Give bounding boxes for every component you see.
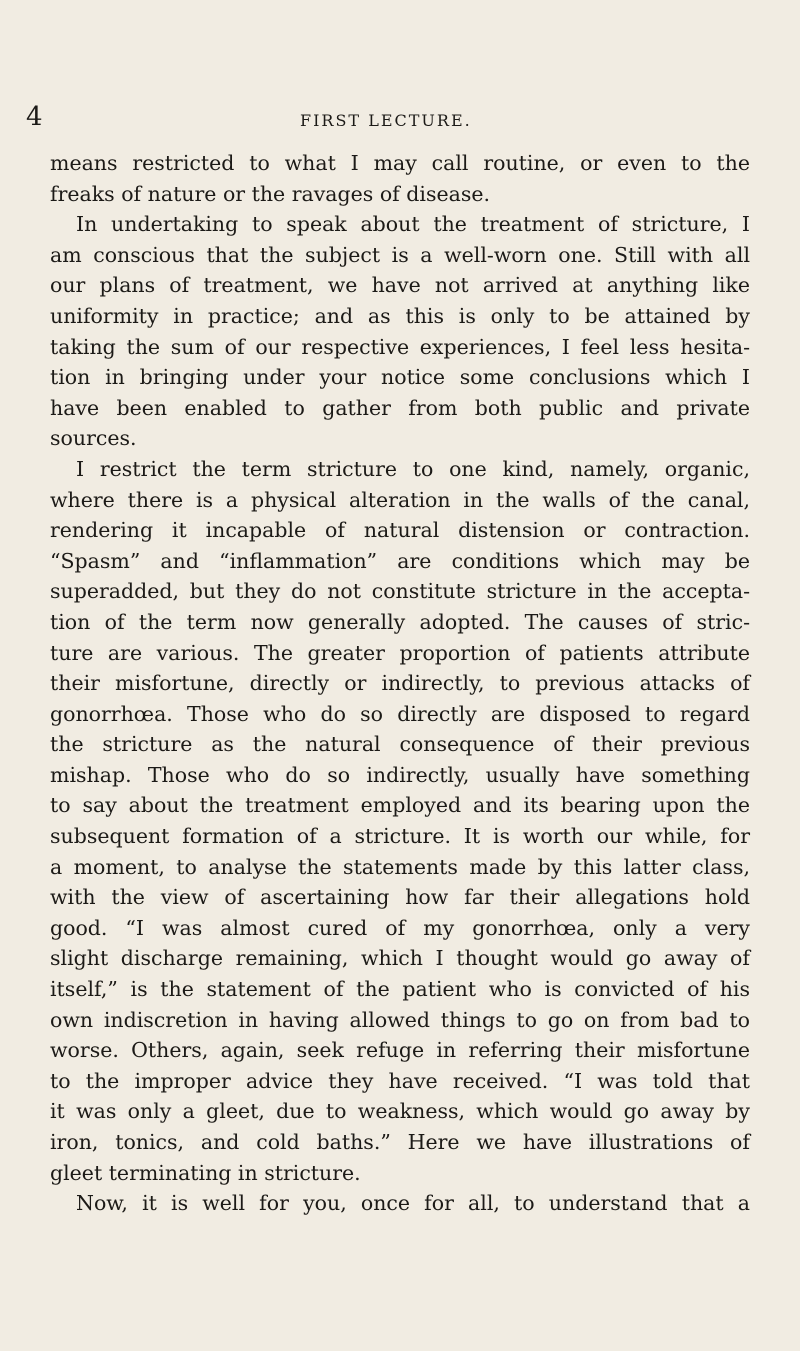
text-line: own indiscretion in having allowed things to go on from bad to [50, 1007, 750, 1032]
text-line: where there is a physical alteration in the walls of the canal, [50, 487, 750, 512]
text-line: have been enabled to gather from both public and private [50, 395, 750, 420]
text-line: it was only a gleet, due to weakness, which would go away by [50, 1099, 750, 1124]
text-line: rendering it incapable of natural distension or contraction. [50, 518, 750, 543]
text-line: their misfortune, directly or indirectly, to previous attacks of [50, 671, 750, 696]
text-line: uniformity in practice; and as this is only to be attained by [50, 303, 750, 328]
text-line: I restrict the term stricture to one kind, namely, organic, [76, 456, 750, 481]
text-line: Now, it is well for you, once for all, to understand that a [76, 1191, 750, 1216]
text-line: gonorrhœa. Those who do so directly are disposed to regard [50, 701, 750, 726]
text-line: iron, tonics, and cold baths.” Here we have illustrations of [50, 1130, 750, 1154]
text-line: “Spasm” and “inflammation” are conditions which may be [50, 548, 750, 573]
text-line: In undertaking to speak about the treatment of stricture, I [76, 212, 750, 237]
text-line: to say about the treatment employed and its bearing upon the [50, 793, 750, 818]
text-line: gleet terminating in stricture. [50, 1160, 361, 1185]
text-line: tion in bringing under your notice some conclusions which I [50, 365, 750, 390]
text-line: a moment, to analyse the statements made by this latter class, [50, 854, 750, 879]
page-number: 4 [26, 102, 43, 132]
text-line: taking the sum of our respective experiences, I feel less hesita- [50, 334, 750, 359]
text-line: the stricture as the natural consequence of their previous [50, 732, 750, 757]
text-line: am conscious that the subject is a well-worn one. Still with all [50, 242, 750, 267]
text-line: with the view of ascertaining how far their allegations hold [50, 885, 750, 910]
text-line: to the improper advice they have received. “I was told that [50, 1068, 750, 1093]
text-line: mishap. Those who do so indirectly, usually have something [50, 762, 750, 787]
text-line: tion of the term now generally adopted. The causes of stric- [50, 609, 750, 634]
text-line: good. “I was almost cured of my gonorrhœa, only a very [50, 915, 750, 940]
body-text [50, 148, 750, 1219]
text-line: our plans of treatment, we have not arrived at anything like [50, 273, 750, 298]
text-line: freaks of nature or the ravages of disease. [50, 181, 490, 206]
text-line: sources. [50, 426, 137, 451]
text-line: subsequent formation of a stricture. It is worth our while, for [50, 824, 750, 849]
text-line: itself,” is the statement of the patient who is convicted of his [50, 977, 750, 1002]
text-line: ture are various. The greater proportion of patients attribute [50, 640, 750, 665]
text-line: worse. Others, again, seek refuge in referring their misfortune [50, 1038, 750, 1063]
running-head: FIRST LECTURE. [300, 111, 472, 130]
text-line: slight discharge remaining, which I thought would go away of [50, 946, 750, 971]
text-line: means restricted to what I may call routine, or even to the [50, 151, 750, 175]
text-line: superadded, but they do not constitute stricture in the accepta- [50, 579, 750, 604]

**********

**What you are asked to do**: Take from the material above every line that includes the word "this".

**Answer**:
text-line: uniformity in practice; and as this is only to be attained by [50, 303, 750, 328]
text-line: a moment, to analyse the statements made by this latter class, [50, 854, 750, 879]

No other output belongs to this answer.